Extract to read:
....
Thursday, January 8, 2015

Sitting on the patio

This is an older post, perhaps 7 years ago, but I never sent it out. Now in the depths of winter I'm thinking it is a good one to send.
I’m sitting on the patio two and a half miles from anywhere, no traffic noise, no loud music, no saws, no yelling, just the sound of a gentle breeze, a melody of birds singing, walnuts falling, thumping a drumbeat for the midday serenade. The woodpeckers chime in, changing the key of the orchestra.
Trees are slowly changing colors. Virginia Creeper shows scarlet in the tree top canopy. Life seems good at the moment and right in the midst of this splendor, a Bald Eagle flies south to north across our little piece of the sky.
I silently thank my God for ears to hear and eyes to capture this portrait so I can store it in my memory. I think how lucky I am to have this in my backyard and not to have to drive to some nature center miles from home only to tramp down an already beaten path to see what others have viewed all week long. This theatrical production with full orchestra only performs for me, the lucky steward currently in charge of the manor. Some go an entire lifetime and never see what I see in a weekend here. I know I miss out on trains, planes and fast cars. I no longer see nightclubs and exotic foreign lands. I miss the thrill of aircraft recovery onboard a mighty warship, but I have my memories of all those things. None of those activities ever really felt the way this does. Here things are alive, growing and peaceful. There, things are noisy, decaying, preparing for death.
A crow just broke in to interrupt the refrain of the current tune. I return to observing to find a lone Monarch butterfly feeding on Dianthus in bloom. The Monarch can just about take my breath away. They are the most beautiful of all butterflies I know.
....
Brief 1: Restate the records from the line holding "sent-label: Sent: — [62, 287, 90, 299]" through the line holding "regards: S pozdravom — [62, 100, 137, 115]", inclusive, swapping "reply-line" for "response-line" and leaving everything else unchanged.
....
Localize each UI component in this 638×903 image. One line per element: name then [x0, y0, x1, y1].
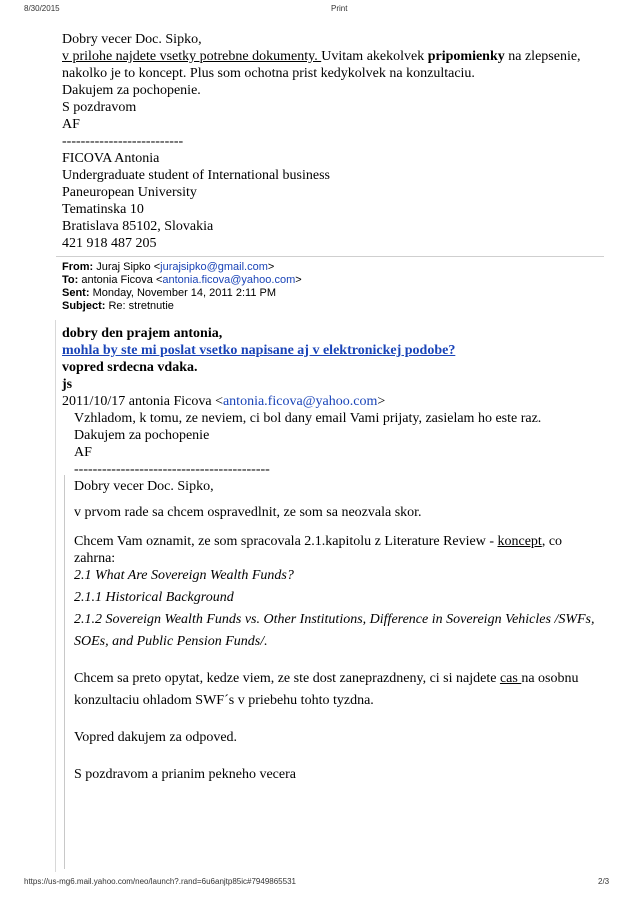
sent-label: Sent: — [62, 287, 90, 299]
sig-street: Tematinska 10 — [62, 202, 144, 217]
from-row — [62, 261, 602, 274]
text: na zlepsenie, — [504, 49, 581, 64]
reply-line-4: js — [62, 377, 73, 392]
initials: AF — [62, 117, 80, 132]
quote-line-3: AF — [74, 445, 92, 460]
text: > — [377, 394, 386, 409]
from-label: From: — [62, 261, 94, 273]
sig-phone: 421 918 487 205 — [62, 236, 157, 251]
quote-p2 — [74, 533, 602, 567]
text: > — [295, 274, 302, 286]
to-name: antonia Ficova < — [81, 274, 163, 286]
quote-p1: v prvom rade sa chcem ospravedlnit, ze som sa neozvala skor. — [74, 505, 422, 520]
sig-university: Paneuropean University — [62, 185, 197, 200]
quoted-message — [74, 410, 602, 783]
quote-line-1: Vzhladom, k tomu, ze neviem, ci bol dany email Vami prijaty, zasielam ho este raz. — [74, 411, 542, 426]
to-row — [62, 274, 602, 287]
quote-p5: S pozdravom a prianim pekneho vecera — [74, 767, 296, 782]
signature-separator: -------------------------- — [62, 134, 184, 149]
quote-header — [62, 393, 602, 410]
reply-line-2: mohla by ste mi poslat vsetko napisane aj v elektronickej podobe? — [62, 343, 456, 358]
quote-p3 — [74, 670, 602, 687]
footer-page: 2/3 — [598, 877, 610, 886]
from-name: Juraj Sipko < — [96, 261, 161, 273]
to-label: To: — [62, 274, 79, 286]
sent-row — [62, 287, 602, 300]
quote-separator: ------------------------------------------ — [74, 462, 270, 477]
footer-url: https://us-mg6.mail.yahoo.com/neo/launch?.rand=6u6anjtp85ic#7949865531 — [24, 877, 296, 886]
text: > — [267, 261, 275, 273]
bold-word: pripomienky — [427, 49, 505, 64]
concept-link-text: koncept — [497, 534, 542, 549]
regards: S pozdravom — [62, 100, 137, 115]
print-date: 8/30/2015 — [24, 4, 60, 13]
attachments-link-text: v prilohe najdete vsetky potrebne dokumenty. — [62, 49, 322, 64]
cas-text: cas — [499, 671, 522, 686]
subject-row — [62, 300, 602, 313]
quote-bar-outer — [55, 320, 56, 872]
paragraph-line2: nakolko je to koncept. Plus som ochotna prist kedykolvek na konzultaciu. — [62, 66, 475, 81]
reply-line-1: dobry den prajem antonia, — [62, 326, 223, 341]
paragraph-attachments — [62, 48, 602, 65]
text: Uvitam akekolvek — [321, 49, 428, 64]
text: 2011/10/17 antonia Ficova < — [62, 394, 223, 409]
from-email-link[interactable]: jurajsipko@gmail.com — [160, 261, 268, 273]
text: Chcem sa preto opytat, kedze viem, ze ste dost zaneprazdneny, ci si najdete — [74, 671, 500, 686]
email-body — [62, 31, 602, 783]
reply-line-3: vopred srdecna vdaka. — [62, 360, 198, 375]
sig-title: Undergraduate student of International business — [62, 168, 331, 183]
quote-p4: Vopred dakujem za odpoved. — [74, 730, 238, 745]
sig-name: FICOVA Antonia — [62, 151, 160, 166]
divider — [56, 256, 604, 257]
toc-2: 2.1.1 Historical Background — [74, 590, 234, 605]
quote-p3-line2: konzultaciu ohladom SWF´s v priebehu tohto tyzdna. — [74, 693, 374, 708]
greeting: Dobry vecer Doc. Sipko, — [62, 32, 202, 47]
to-email-link[interactable]: antonia.ficova@yahoo.com — [162, 274, 296, 286]
toc-4: SOEs, and Public Pension Funds/. — [74, 634, 268, 649]
toc-3: 2.1.2 Sovereign Wealth Funds vs. Other Institutions, Difference in Sovereign Vehicles /SWFs, — [74, 612, 595, 627]
message-meta — [62, 261, 602, 313]
toc-1: 2.1 What Are Sovereign Wealth Funds? — [74, 568, 294, 583]
sig-city: Bratislava 85102, Slovakia — [62, 219, 214, 234]
text: , co zahrna: — [74, 534, 563, 566]
sent-value: Monday, November 14, 2011 2:11 PM — [92, 287, 276, 299]
subject-value: Re: stretnutie — [108, 300, 174, 312]
text: Chcem Vam oznamit, ze som spracovala 2.1.kapitolu z Literature Review - — [74, 534, 498, 549]
thanks: Dakujem za pochopenie. — [62, 83, 201, 98]
print-title: Print — [331, 4, 348, 13]
quote-line-2: Dakujem za pochopenie — [74, 428, 210, 443]
quote-email-link[interactable]: antonia.ficova@yahoo.com — [222, 394, 378, 409]
quote-line-4: Dobry vecer Doc. Sipko, — [74, 479, 214, 494]
subject-label: Subject: — [62, 300, 106, 312]
text: na osobnu — [521, 671, 579, 686]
....
Brief 2: Repeat word for word the part of the patio post between "A crow just" and "butterflies I know.", inclusive.

Full solution 1:
sent-label: Sent: — [62, 287, 90, 299]
sig-street: Tematinska 10 — [62, 202, 144, 217]
from-row — [62, 261, 602, 274]
text: na zlepsenie, — [504, 49, 581, 64]
response-line-4: js — [62, 377, 73, 392]
initials: AF — [62, 117, 80, 132]
quote-line-3: AF — [74, 445, 92, 460]
text: > — [377, 394, 386, 409]
from-label: From: — [62, 261, 94, 273]
sig-phone: 421 918 487 205 — [62, 236, 157, 251]
quote-p2 — [74, 533, 602, 567]
text: > — [295, 274, 302, 286]
to-name: antonia Ficova < — [81, 274, 163, 286]
quote-p1: v prvom rade sa chcem ospravedlnit, ze som sa neozvala skor. — [74, 505, 422, 520]
sig-university: Paneuropean University — [62, 185, 197, 200]
quoted-message — [74, 410, 602, 783]
quote-line-1: Vzhladom, k tomu, ze neviem, ci bol dany email Vami prijaty, zasielam ho este raz. — [74, 411, 542, 426]
to-row — [62, 274, 602, 287]
quote-p5: S pozdravom a prianim pekneho vecera — [74, 767, 296, 782]
signature-separator: -------------------------- — [62, 134, 184, 149]
quote-header — [62, 393, 602, 410]
response-line-2: mohla by ste mi poslat vsetko napisane aj v elektronickej podobe? — [62, 343, 456, 358]
quote-p3 — [74, 670, 602, 687]
footer-page: 2/3 — [598, 877, 610, 886]
from-name: Juraj Sipko < — [96, 261, 161, 273]
to-label: To: — [62, 274, 79, 286]
sent-row — [62, 287, 602, 300]
quote-separator: ------------------------------------------ — [74, 462, 270, 477]
footer-url: https://us-mg6.mail.yahoo.com/neo/launch?.rand=6u6anjtp85ic#7949865531 — [24, 877, 296, 886]
text: > — [267, 261, 275, 273]
bold-word: pripomienky — [427, 49, 505, 64]
concept-link-text: koncept — [497, 534, 542, 549]
regards: S pozdravom — [62, 100, 137, 115]

Full solution 2:
A crow just broke in to interrupt the refrain of the current tune. I return to observing to find a lone Monarch butterfly feeding on Dianthus in bloom. The Monarch can just about take my breath away. They are the most beautiful of all butterflies I know.